• _Your instructions_:
The entries below should be quoted exactly, with no pictures carried over.

Dataset entries on figures:
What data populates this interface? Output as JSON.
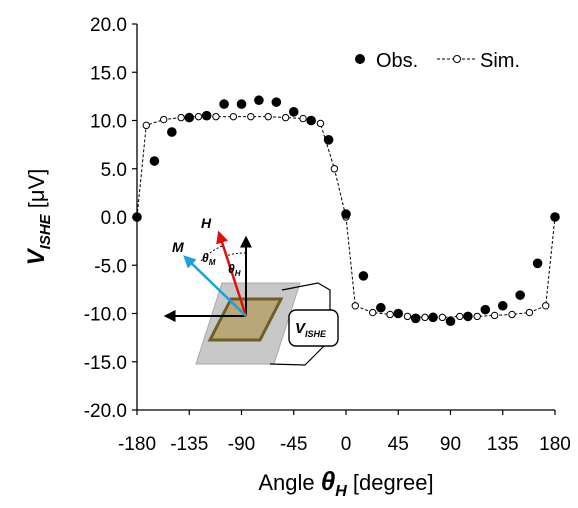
{
  "chart_data": {
    "type": "scatter",
    "xlabel_main": "Angle ",
    "xlabel_symbol": "θ",
    "xlabel_sub": "H",
    "xlabel_unit": " [degree]",
    "ylabel_symbol": "V",
    "ylabel_sub": "ISHE",
    "ylabel_unit": " [μV]",
    "xlim": [
      -180,
      180
    ],
    "ylim": [
      -20,
      20
    ],
    "xticks": [
      "-180",
      "-135",
      "-90",
      "-45",
      "0",
      "45",
      "90",
      "135",
      "180"
    ],
    "yticks": [
      "20.0",
      "15.0",
      "10.0",
      "5.0",
      "0.0",
      "-5.0",
      "-10.0",
      "-15.0",
      "-20.0"
    ],
    "legend_position": "top-right",
    "series": [
      {
        "name": "Obs.",
        "marker": "filled-circle",
        "points": [
          [
            -180,
            0.0
          ],
          [
            -165,
            5.8
          ],
          [
            -150,
            8.8
          ],
          [
            -135,
            10.3
          ],
          [
            -120,
            10.5
          ],
          [
            -105,
            11.7
          ],
          [
            -90,
            11.7
          ],
          [
            -75,
            12.1
          ],
          [
            -60,
            11.9
          ],
          [
            -45,
            10.9
          ],
          [
            -30,
            10.0
          ],
          [
            -15,
            8.0
          ],
          [
            0,
            0.3
          ],
          [
            15,
            -6.1
          ],
          [
            30,
            -9.4
          ],
          [
            45,
            -10.0
          ],
          [
            60,
            -10.5
          ],
          [
            75,
            -10.4
          ],
          [
            90,
            -10.8
          ],
          [
            105,
            -10.3
          ],
          [
            120,
            -9.6
          ],
          [
            135,
            -9.2
          ],
          [
            150,
            -8.1
          ],
          [
            165,
            -4.8
          ],
          [
            180,
            0.0
          ]
        ]
      },
      {
        "name": "Sim.",
        "marker": "open-circle-dashed-line",
        "points": [
          [
            -180,
            0.0
          ],
          [
            -172,
            9.5
          ],
          [
            -157,
            10.1
          ],
          [
            -142,
            10.3
          ],
          [
            -127,
            10.4
          ],
          [
            -112,
            10.4
          ],
          [
            -97,
            10.4
          ],
          [
            -82,
            10.4
          ],
          [
            -67,
            10.4
          ],
          [
            -52,
            10.3
          ],
          [
            -37,
            10.2
          ],
          [
            -22,
            9.7
          ],
          [
            -10,
            5.0
          ],
          [
            0,
            0.0
          ],
          [
            8,
            -9.2
          ],
          [
            23,
            -9.9
          ],
          [
            38,
            -10.1
          ],
          [
            53,
            -10.3
          ],
          [
            68,
            -10.4
          ],
          [
            83,
            -10.4
          ],
          [
            98,
            -10.3
          ],
          [
            113,
            -10.3
          ],
          [
            128,
            -10.2
          ],
          [
            143,
            -10.1
          ],
          [
            158,
            -9.9
          ],
          [
            172,
            -9.2
          ],
          [
            180,
            0.0
          ]
        ]
      }
    ],
    "inset": {
      "labels": {
        "h": "H",
        "m": "M",
        "theta_m": "θ",
        "theta_m_sub": "M",
        "theta_h": "θ",
        "theta_h_sub": "H",
        "v": "V",
        "v_sub": "ISHE"
      },
      "colors": {
        "h_arrow": "#e01010",
        "m_arrow": "#1aa0e0",
        "sample": "#b8a878",
        "sample_border": "#6e5e2a",
        "substrate": "#c8c8c8"
      }
    }
  }
}
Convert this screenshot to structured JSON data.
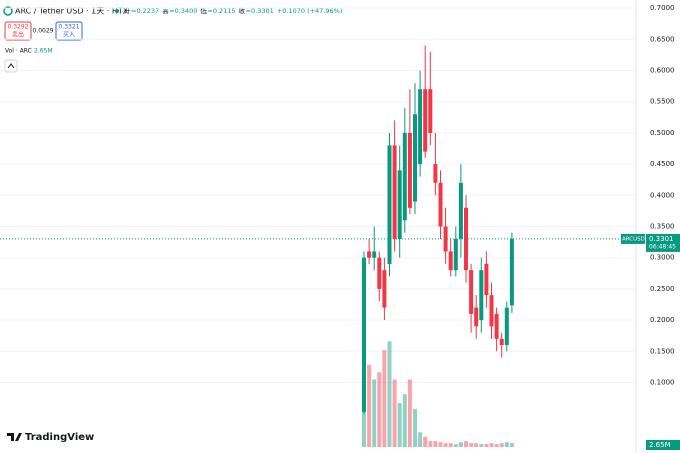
{
  "header": {
    "symbol": "ARC / Tether USD · 1天 · HTX",
    "ohlc": [
      {
        "label": "开",
        "value": "=0.2237"
      },
      {
        "label": "高",
        "value": "=0.3400"
      },
      {
        "label": "低",
        "value": "=0.2115"
      },
      {
        "label": "收",
        "value": "=0.3301"
      }
    ],
    "change": "+0.1070 (+47.96%)",
    "sell": {
      "price": "0.3292",
      "label": "卖出"
    },
    "spread": "0.0029",
    "buy": {
      "price": "0.3321",
      "label": "买入"
    },
    "volume_legend": "Vol · ARC",
    "volume_value": "2.65M"
  },
  "logo": "TradingView",
  "chart_data": {
    "type": "candlestick",
    "up_color": "#089981",
    "down_color": "#f23645",
    "open": [
      0.053,
      0.31,
      0.3,
      0.3,
      0.28,
      0.29,
      0.48,
      0.33,
      0.36,
      0.5,
      0.39,
      0.45,
      0.57,
      0.57,
      0.45,
      0.42,
      0.35,
      0.31,
      0.28,
      0.33,
      0.38,
      0.28,
      0.22,
      0.2,
      0.29,
      0.24,
      0.21,
      0.17,
      0.16,
      0.2237
    ],
    "high": [
      0.31,
      0.33,
      0.35,
      0.31,
      0.3,
      0.5,
      0.52,
      0.48,
      0.54,
      0.57,
      0.58,
      0.6,
      0.64,
      0.63,
      0.5,
      0.44,
      0.38,
      0.33,
      0.35,
      0.45,
      0.4,
      0.29,
      0.24,
      0.3,
      0.31,
      0.26,
      0.22,
      0.18,
      0.23,
      0.34
    ],
    "low": [
      0.05,
      0.29,
      0.28,
      0.23,
      0.2,
      0.27,
      0.31,
      0.3,
      0.34,
      0.37,
      0.37,
      0.43,
      0.46,
      0.48,
      0.4,
      0.33,
      0.29,
      0.27,
      0.27,
      0.3,
      0.26,
      0.18,
      0.17,
      0.18,
      0.22,
      0.17,
      0.15,
      0.14,
      0.15,
      0.2115
    ],
    "close": [
      0.3,
      0.3,
      0.31,
      0.25,
      0.22,
      0.48,
      0.33,
      0.44,
      0.5,
      0.38,
      0.53,
      0.57,
      0.47,
      0.5,
      0.42,
      0.35,
      0.31,
      0.28,
      0.33,
      0.42,
      0.28,
      0.21,
      0.19,
      0.28,
      0.24,
      0.19,
      0.17,
      0.16,
      0.22,
      0.3301
    ],
    "volume": [
      30,
      56,
      46,
      51,
      66,
      72,
      46,
      30,
      36,
      46,
      26,
      10,
      7,
      4,
      4,
      3.3,
      2.6,
      2.6,
      2,
      3.3,
      4,
      2.6,
      2.6,
      2,
      2,
      2.6,
      2,
      2.6,
      3.3,
      2.65
    ],
    "volume_value_labels": [
      null,
      null,
      null,
      null,
      null,
      null,
      null,
      null,
      null,
      null,
      null,
      null,
      null,
      null,
      null,
      null,
      null,
      null,
      null,
      null,
      null,
      null,
      null,
      null,
      null,
      null,
      null,
      null,
      null,
      "2.65M"
    ],
    "ylim": [
      -0.013,
      0.713
    ],
    "vol_ylim": [
      0,
      75
    ],
    "yticks": [
      {
        "value": 0.7,
        "label": "0.7000"
      },
      {
        "value": 0.65,
        "label": "0.6500"
      },
      {
        "value": 0.6,
        "label": "0.6000"
      },
      {
        "value": 0.55,
        "label": "0.5500"
      },
      {
        "value": 0.5,
        "label": "0.5000"
      },
      {
        "value": 0.45,
        "label": "0.4500"
      },
      {
        "value": 0.4,
        "label": "0.4000"
      },
      {
        "value": 0.35,
        "label": "0.3500"
      },
      {
        "value": 0.3,
        "label": "0.3000"
      },
      {
        "value": 0.25,
        "label": "0.2500"
      },
      {
        "value": 0.2,
        "label": "0.2000"
      },
      {
        "value": 0.15,
        "label": "0.1500"
      },
      {
        "value": 0.1,
        "label": "0.1000"
      }
    ],
    "grid": true,
    "last_price": {
      "value": 0.3301,
      "label": "0.3301",
      "time": "06:48:45",
      "symbol": "ARCUSDT"
    }
  }
}
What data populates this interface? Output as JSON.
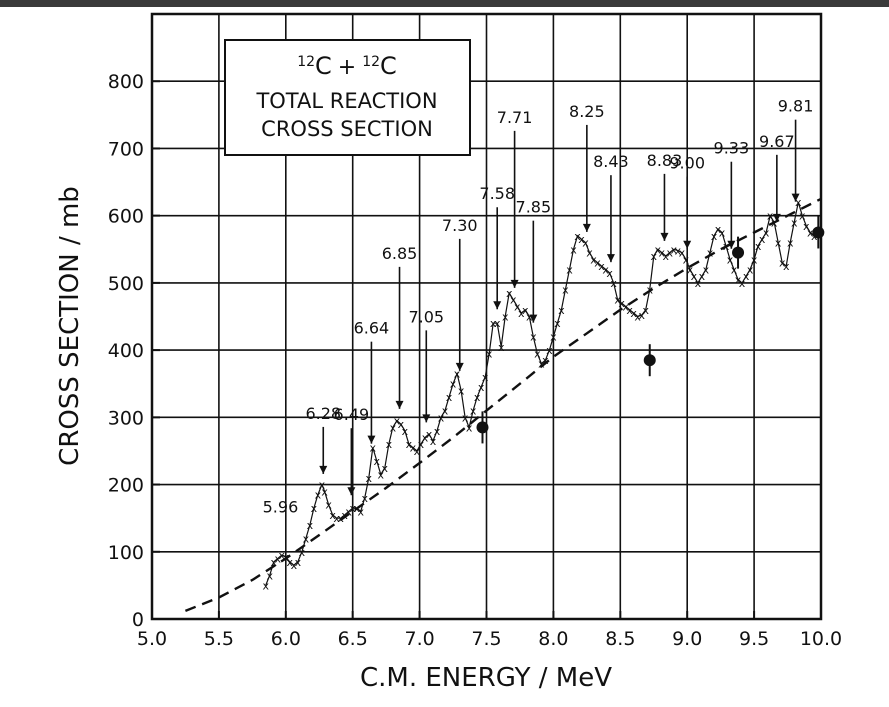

• _Exercise result_:
What data populates this interface? Output as JSON.
{
  "chart_data": {
    "type": "scatter",
    "xlabel_main": "Angle ",
    "xlabel_symbol": "θ",
    "xlabel_sub": "H",
    "xlabel_unit": " [degree]",
    "ylabel_symbol": "V",
    "ylabel_sub": "ISHE",
    "ylabel_unit": " [μV]",
    "xlim": [
      -180,
      180
    ],
    "ylim": [
      -20,
      20
    ],
    "xticks": [
      "-180",
      "-135",
      "-90",
      "-45",
      "0",
      "45",
      "90",
      "135",
      "180"
    ],
    "yticks": [
      "20.0",
      "15.0",
      "10.0",
      "5.0",
      "0.0",
      "-5.0",
      "-10.0",
      "-15.0",
      "-20.0"
    ],
    "legend_position": "top-right",
    "series": [
      {
        "name": "Obs.",
        "marker": "filled-circle",
        "points": [
          [
            -180,
            0.0
          ],
          [
            -165,
            5.8
          ],
          [
            -150,
            8.8
          ],
          [
            -135,
            10.3
          ],
          [
            -120,
            10.5
          ],
          [
            -105,
            11.7
          ],
          [
            -90,
            11.7
          ],
          [
            -75,
            12.1
          ],
          [
            -60,
            11.9
          ],
          [
            -45,
            10.9
          ],
          [
            -30,
            10.0
          ],
          [
            -15,
            8.0
          ],
          [
            0,
            0.3
          ],
          [
            15,
            -6.1
          ],
          [
            30,
            -9.4
          ],
          [
            45,
            -10.0
          ],
          [
            60,
            -10.5
          ],
          [
            75,
            -10.4
          ],
          [
            90,
            -10.8
          ],
          [
            105,
            -10.3
          ],
          [
            120,
            -9.6
          ],
          [
            135,
            -9.2
          ],
          [
            150,
            -8.1
          ],
          [
            165,
            -4.8
          ],
          [
            180,
            0.0
          ]
        ]
      },
      {
        "name": "Sim.",
        "marker": "open-circle-dashed-line",
        "points": [
          [
            -180,
            0.0
          ],
          [
            -172,
            9.5
          ],
          [
            -157,
            10.1
          ],
          [
            -142,
            10.3
          ],
          [
            -127,
            10.4
          ],
          [
            -112,
            10.4
          ],
          [
            -97,
            10.4
          ],
          [
            -82,
            10.4
          ],
          [
            -67,
            10.4
          ],
          [
            -52,
            10.3
          ],
          [
            -37,
            10.2
          ],
          [
            -22,
            9.7
          ],
          [
            -10,
            5.0
          ],
          [
            0,
            0.0
          ],
          [
            8,
            -9.2
          ],
          [
            23,
            -9.9
          ],
          [
            38,
            -10.1
          ],
          [
            53,
            -10.3
          ],
          [
            68,
            -10.4
          ],
          [
            83,
            -10.4
          ],
          [
            98,
            -10.3
          ],
          [
            113,
            -10.3
          ],
          [
            128,
            -10.2
          ],
          [
            143,
            -10.1
          ],
          [
            158,
            -9.9
          ],
          [
            172,
            -9.2
          ],
          [
            180,
            0.0
          ]
        ]
      }
    ],
    "inset": {
      "labels": {
        "h": "H",
        "m": "M",
        "theta_m": "θ",
        "theta_m_sub": "M",
        "theta_h": "θ",
        "theta_h_sub": "H",
        "v": "V",
        "v_sub": "ISHE"
      },
      "colors": {
        "h_arrow": "#e01010",
        "m_arrow": "#1aa0e0",
        "sample": "#b8a878",
        "sample_border": "#6e5e2a",
        "substrate": "#c8c8c8"
      }
    }
  }
}
Convert this screenshot to structured JSON data.
{
  "header": {
    "symbol": "ARC / Tether USD · 1天 · HTX",
    "ohlc": [
      {
        "label": "开",
        "value": "=0.2237"
      },
      {
        "label": "高",
        "value": "=0.3400"
      },
      {
        "label": "低",
        "value": "=0.2115"
      },
      {
        "label": "收",
        "value": "=0.3301"
      }
    ],
    "change": "+0.1070 (+47.96%)",
    "sell": {
      "price": "0.3292",
      "label": "卖出"
    },
    "spread": "0.0029",
    "buy": {
      "price": "0.3321",
      "label": "买入"
    },
    "volume_legend": "Vol · ARC",
    "volume_value": "2.65M"
  },
  "logo": "TradingView",
  "chart_data": {
    "type": "candlestick",
    "up_color": "#089981",
    "down_color": "#f23645",
    "open": [
      0.053,
      0.31,
      0.3,
      0.3,
      0.28,
      0.29,
      0.48,
      0.33,
      0.36,
      0.5,
      0.39,
      0.45,
      0.57,
      0.57,
      0.45,
      0.42,
      0.35,
      0.31,
      0.28,
      0.33,
      0.38,
      0.28,
      0.22,
      0.2,
      0.29,
      0.24,
      0.21,
      0.17,
      0.16,
      0.2237
    ],
    "high": [
      0.31,
      0.33,
      0.35,
      0.31,
      0.3,
      0.5,
      0.52,
      0.48,
      0.54,
      0.57,
      0.58,
      0.6,
      0.64,
      0.63,
      0.5,
      0.44,
      0.38,
      0.33,
      0.35,
      0.45,
      0.4,
      0.29,
      0.24,
      0.3,
      0.31,
      0.26,
      0.22,
      0.18,
      0.23,
      0.34
    ],
    "low": [
      0.05,
      0.29,
      0.28,
      0.23,
      0.2,
      0.27,
      0.31,
      0.3,
      0.34,
      0.37,
      0.37,
      0.43,
      0.46,
      0.48,
      0.4,
      0.33,
      0.29,
      0.27,
      0.27,
      0.3,
      0.26,
      0.18,
      0.17,
      0.18,
      0.22,
      0.17,
      0.15,
      0.14,
      0.15,
      0.2115
    ],
    "close": [
      0.3,
      0.3,
      0.31,
      0.25,
      0.22,
      0.48,
      0.33,
      0.44,
      0.5,
      0.38,
      0.53,
      0.57,
      0.47,
      0.5,
      0.42,
      0.35,
      0.31,
      0.28,
      0.33,
      0.42,
      0.28,
      0.21,
      0.19,
      0.28,
      0.24,
      0.19,
      0.17,
      0.16,
      0.22,
      0.3301
    ],
    "volume": [
      30,
      56,
      46,
      51,
      66,
      72,
      46,
      30,
      36,
      46,
      26,
      10,
      7,
      4,
      4,
      3.3,
      2.6,
      2.6,
      2,
      3.3,
      4,
      2.6,
      2.6,
      2,
      2,
      2.6,
      2,
      2.6,
      3.3,
      2.65
    ],
    "volume_value_labels": [
      null,
      null,
      null,
      null,
      null,
      null,
      null,
      null,
      null,
      null,
      null,
      null,
      null,
      null,
      null,
      null,
      null,
      null,
      null,
      null,
      null,
      null,
      null,
      null,
      null,
      null,
      null,
      null,
      null,
      "2.65M"
    ],
    "ylim": [
      -0.013,
      0.713
    ],
    "vol_ylim": [
      0,
      75
    ],
    "yticks": [
      {
        "value": 0.7,
        "label": "0.7000"
      },
      {
        "value": 0.65,
        "label": "0.6500"
      },
      {
        "value": 0.6,
        "label": "0.6000"
      },
      {
        "value": 0.55,
        "label": "0.5500"
      },
      {
        "value": 0.5,
        "label": "0.5000"
      },
      {
        "value": 0.45,
        "label": "0.4500"
      },
      {
        "value": 0.4,
        "label": "0.4000"
      },
      {
        "value": 0.35,
        "label": "0.3500"
      },
      {
        "value": 0.3,
        "label": "0.3000"
      },
      {
        "value": 0.25,
        "label": "0.2500"
      },
      {
        "value": 0.2,
        "label": "0.2000"
      },
      {
        "value": 0.15,
        "label": "0.1500"
      },
      {
        "value": 0.1,
        "label": "0.1000"
      }
    ],
    "grid": true,
    "last_price": {
      "value": 0.3301,
      "label": "0.3301",
      "time": "06:48:45",
      "symbol": "ARCUSDT"
    }
  }
}
What data populates this interface? Output as JSON.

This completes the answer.